◆ **INFORMATION PROVIDED**
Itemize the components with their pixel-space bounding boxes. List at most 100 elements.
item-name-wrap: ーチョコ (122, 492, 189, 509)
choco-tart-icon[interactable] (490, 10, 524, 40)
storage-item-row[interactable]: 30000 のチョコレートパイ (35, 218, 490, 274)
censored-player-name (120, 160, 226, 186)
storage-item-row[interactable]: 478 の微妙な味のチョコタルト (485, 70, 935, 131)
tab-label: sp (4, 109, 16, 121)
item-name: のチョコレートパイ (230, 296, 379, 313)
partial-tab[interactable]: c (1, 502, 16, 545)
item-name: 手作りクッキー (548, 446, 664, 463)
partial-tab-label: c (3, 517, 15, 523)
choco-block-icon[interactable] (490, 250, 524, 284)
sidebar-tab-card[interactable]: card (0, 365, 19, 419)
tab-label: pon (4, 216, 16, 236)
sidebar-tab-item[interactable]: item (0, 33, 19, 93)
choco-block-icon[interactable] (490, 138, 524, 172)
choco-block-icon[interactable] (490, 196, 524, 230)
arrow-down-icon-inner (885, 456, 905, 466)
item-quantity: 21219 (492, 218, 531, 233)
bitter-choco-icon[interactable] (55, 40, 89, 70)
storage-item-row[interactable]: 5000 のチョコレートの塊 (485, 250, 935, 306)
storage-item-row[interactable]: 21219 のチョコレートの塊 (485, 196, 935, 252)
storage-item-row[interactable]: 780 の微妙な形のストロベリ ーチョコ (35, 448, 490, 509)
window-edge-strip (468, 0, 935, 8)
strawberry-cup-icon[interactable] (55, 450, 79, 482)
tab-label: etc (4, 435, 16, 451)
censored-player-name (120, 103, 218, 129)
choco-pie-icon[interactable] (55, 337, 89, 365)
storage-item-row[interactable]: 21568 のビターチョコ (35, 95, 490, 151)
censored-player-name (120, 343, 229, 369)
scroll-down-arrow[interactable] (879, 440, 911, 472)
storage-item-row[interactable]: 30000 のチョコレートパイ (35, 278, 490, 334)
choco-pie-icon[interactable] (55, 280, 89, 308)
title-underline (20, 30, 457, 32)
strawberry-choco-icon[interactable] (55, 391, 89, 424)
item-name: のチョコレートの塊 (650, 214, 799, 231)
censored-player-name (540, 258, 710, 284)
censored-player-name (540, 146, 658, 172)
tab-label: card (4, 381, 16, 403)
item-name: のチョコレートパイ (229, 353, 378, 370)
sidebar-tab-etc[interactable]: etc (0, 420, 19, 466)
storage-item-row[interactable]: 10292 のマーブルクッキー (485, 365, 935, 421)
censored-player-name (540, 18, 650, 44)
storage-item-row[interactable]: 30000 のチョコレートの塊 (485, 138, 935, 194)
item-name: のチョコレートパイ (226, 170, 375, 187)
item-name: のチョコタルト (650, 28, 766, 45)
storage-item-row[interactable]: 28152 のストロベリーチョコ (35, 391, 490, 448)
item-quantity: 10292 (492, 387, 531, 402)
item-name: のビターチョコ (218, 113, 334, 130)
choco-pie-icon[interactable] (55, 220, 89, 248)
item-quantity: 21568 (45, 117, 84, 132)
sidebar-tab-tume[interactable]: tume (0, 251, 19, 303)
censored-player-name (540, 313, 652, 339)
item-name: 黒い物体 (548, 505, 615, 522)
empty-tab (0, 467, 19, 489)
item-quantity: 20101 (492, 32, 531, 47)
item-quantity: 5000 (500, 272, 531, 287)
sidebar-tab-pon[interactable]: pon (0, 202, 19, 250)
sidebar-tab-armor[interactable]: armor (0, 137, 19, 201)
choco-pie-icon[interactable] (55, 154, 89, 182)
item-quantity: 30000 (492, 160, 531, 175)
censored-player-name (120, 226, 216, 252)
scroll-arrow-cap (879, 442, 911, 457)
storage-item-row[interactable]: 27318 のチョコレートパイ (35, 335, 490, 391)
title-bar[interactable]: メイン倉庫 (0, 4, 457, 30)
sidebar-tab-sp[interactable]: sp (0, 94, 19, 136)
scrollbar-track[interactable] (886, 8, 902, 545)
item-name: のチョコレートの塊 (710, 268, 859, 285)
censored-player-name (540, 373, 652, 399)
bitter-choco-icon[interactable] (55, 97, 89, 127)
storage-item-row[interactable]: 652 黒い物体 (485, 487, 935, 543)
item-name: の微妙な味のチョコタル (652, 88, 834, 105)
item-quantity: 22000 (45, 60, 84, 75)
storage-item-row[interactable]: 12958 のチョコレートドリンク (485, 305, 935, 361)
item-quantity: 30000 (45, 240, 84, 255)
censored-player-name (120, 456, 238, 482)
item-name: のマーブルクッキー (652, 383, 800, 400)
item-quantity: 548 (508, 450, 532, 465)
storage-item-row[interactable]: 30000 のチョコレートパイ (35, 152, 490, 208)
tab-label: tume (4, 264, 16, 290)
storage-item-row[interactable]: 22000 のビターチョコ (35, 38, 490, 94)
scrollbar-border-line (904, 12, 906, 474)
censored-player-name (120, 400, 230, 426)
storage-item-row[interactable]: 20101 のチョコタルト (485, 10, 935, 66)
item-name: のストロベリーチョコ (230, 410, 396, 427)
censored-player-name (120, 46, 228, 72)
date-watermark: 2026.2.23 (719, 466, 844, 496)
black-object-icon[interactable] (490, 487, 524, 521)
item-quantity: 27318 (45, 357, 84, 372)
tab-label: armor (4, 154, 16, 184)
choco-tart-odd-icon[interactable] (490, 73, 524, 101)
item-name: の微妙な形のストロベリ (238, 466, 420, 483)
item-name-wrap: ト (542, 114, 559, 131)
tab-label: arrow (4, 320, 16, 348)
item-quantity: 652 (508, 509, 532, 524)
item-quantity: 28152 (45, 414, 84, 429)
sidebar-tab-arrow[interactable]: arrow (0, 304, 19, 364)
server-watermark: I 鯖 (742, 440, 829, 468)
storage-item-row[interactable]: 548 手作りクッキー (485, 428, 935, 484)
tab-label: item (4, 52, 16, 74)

◆ **DESCRIPTION OF THE TASK**
Replace every occurrence of "censored-player-name" in the data above with "redacted-player-name", and give the lines again with nothing else changed.

◆ **COMPLETED EXERCISE**
Itemize the components with their pixel-space bounding boxes. List at most 100 elements.
item-name-wrap: ーチョコ (122, 492, 189, 509)
choco-tart-icon[interactable] (490, 10, 524, 40)
storage-item-row[interactable]: 30000 のチョコレートパイ (35, 218, 490, 274)
redacted-player-name (120, 160, 226, 186)
storage-item-row[interactable]: 478 の微妙な味のチョコタルト (485, 70, 935, 131)
tab-label: sp (4, 109, 16, 121)
item-name: のチョコレートパイ (230, 296, 379, 313)
partial-tab[interactable]: c (1, 502, 16, 545)
item-name: 手作りクッキー (548, 446, 664, 463)
partial-tab-label: c (3, 517, 15, 523)
choco-block-icon[interactable] (490, 250, 524, 284)
sidebar-tab-card[interactable]: card (0, 365, 19, 419)
tab-label: pon (4, 216, 16, 236)
sidebar-tab-item[interactable]: item (0, 33, 19, 93)
choco-block-icon[interactable] (490, 138, 524, 172)
choco-block-icon[interactable] (490, 196, 524, 230)
arrow-down-icon-inner (885, 456, 905, 466)
item-quantity: 21219 (492, 218, 531, 233)
bitter-choco-icon[interactable] (55, 40, 89, 70)
storage-item-row[interactable]: 5000 のチョコレートの塊 (485, 250, 935, 306)
storage-item-row[interactable]: 21219 のチョコレートの塊 (485, 196, 935, 252)
storage-item-row[interactable]: 780 の微妙な形のストロベリ ーチョコ (35, 448, 490, 509)
window-edge-strip (468, 0, 935, 8)
strawberry-cup-icon[interactable] (55, 450, 79, 482)
tab-label: etc (4, 435, 16, 451)
redacted-player-name (120, 103, 218, 129)
choco-pie-icon[interactable] (55, 337, 89, 365)
storage-item-row[interactable]: 21568 のビターチョコ (35, 95, 490, 151)
redacted-player-name (120, 343, 229, 369)
scroll-down-arrow[interactable] (879, 440, 911, 472)
storage-item-row[interactable]: 30000 のチョコレートパイ (35, 278, 490, 334)
choco-pie-icon[interactable] (55, 280, 89, 308)
title-underline (20, 30, 457, 32)
strawberry-choco-icon[interactable] (55, 391, 89, 424)
item-name: のチョコレートの塊 (650, 214, 799, 231)
redacted-player-name (540, 258, 710, 284)
redacted-player-name (540, 146, 658, 172)
tab-label: card (4, 381, 16, 403)
item-name: のチョコレートパイ (229, 353, 378, 370)
sidebar-tab-etc[interactable]: etc (0, 420, 19, 466)
storage-item-row[interactable]: 10292 のマーブルクッキー (485, 365, 935, 421)
redacted-player-name (540, 18, 650, 44)
storage-item-row[interactable]: 30000 のチョコレートの塊 (485, 138, 935, 194)
item-name: のチョコレートパイ (226, 170, 375, 187)
item-name: のチョコタルト (650, 28, 766, 45)
storage-item-row[interactable]: 28152 のストロベリーチョコ (35, 391, 490, 448)
item-quantity: 10292 (492, 387, 531, 402)
item-name: のビターチョコ (218, 113, 334, 130)
choco-pie-icon[interactable] (55, 220, 89, 248)
item-quantity: 21568 (45, 117, 84, 132)
sidebar-tab-tume[interactable]: tume (0, 251, 19, 303)
redacted-player-name (540, 313, 652, 339)
item-name: 黒い物体 (548, 505, 615, 522)
empty-tab (0, 467, 19, 489)
item-quantity: 20101 (492, 32, 531, 47)
item-quantity: 5000 (500, 272, 531, 287)
sidebar-tab-pon[interactable]: pon (0, 202, 19, 250)
sidebar-tab-armor[interactable]: armor (0, 137, 19, 201)
choco-pie-icon[interactable] (55, 154, 89, 182)
item-quantity: 30000 (492, 160, 531, 175)
redacted-player-name (120, 226, 216, 252)
scroll-arrow-cap (879, 442, 911, 457)
storage-item-row[interactable]: 27318 のチョコレートパイ (35, 335, 490, 391)
title-bar[interactable]: メイン倉庫 (0, 4, 457, 30)
sidebar-tab-sp[interactable]: sp (0, 94, 19, 136)
scrollbar-track[interactable] (886, 8, 902, 545)
item-name: のチョコレートの塊 (710, 268, 859, 285)
redacted-player-name (540, 373, 652, 399)
bitter-choco-icon[interactable] (55, 97, 89, 127)
storage-item-row[interactable]: 652 黒い物体 (485, 487, 935, 543)
item-name: の微妙な味のチョコタル (652, 88, 834, 105)
item-quantity: 22000 (45, 60, 84, 75)
storage-item-row[interactable]: 12958 のチョコレートドリンク (485, 305, 935, 361)
item-quantity: 30000 (45, 240, 84, 255)
redacted-player-name (120, 456, 238, 482)
item-name: のマーブルクッキー (652, 383, 800, 400)
item-quantity: 548 (508, 450, 532, 465)
storage-item-row[interactable]: 30000 のチョコレートパイ (35, 152, 490, 208)
tab-label: tume (4, 264, 16, 290)
storage-item-row[interactable]: 22000 のビターチョコ (35, 38, 490, 94)
scrollbar-border-line (904, 12, 906, 474)
redacted-player-name (120, 400, 230, 426)
storage-item-row[interactable]: 20101 のチョコタルト (485, 10, 935, 66)
item-name: のストロベリーチョコ (230, 410, 396, 427)
redacted-player-name (120, 46, 228, 72)
date-watermark: 2026.2.23 (719, 466, 844, 496)
black-object-icon[interactable] (490, 487, 524, 521)
item-quantity: 27318 (45, 357, 84, 372)
tab-label: armor (4, 154, 16, 184)
choco-tart-odd-icon[interactable] (490, 73, 524, 101)
item-name: の微妙な形のストロベリ (238, 466, 420, 483)
item-name-wrap: ト (542, 114, 559, 131)
tab-label: arrow (4, 320, 16, 348)
item-quantity: 652 (508, 509, 532, 524)
item-quantity: 28152 (45, 414, 84, 429)
sidebar-tab-arrow[interactable]: arrow (0, 304, 19, 364)
server-watermark: I 鯖 (742, 440, 829, 468)
storage-item-row[interactable]: 548 手作りクッキー (485, 428, 935, 484)
tab-label: item (4, 52, 16, 74)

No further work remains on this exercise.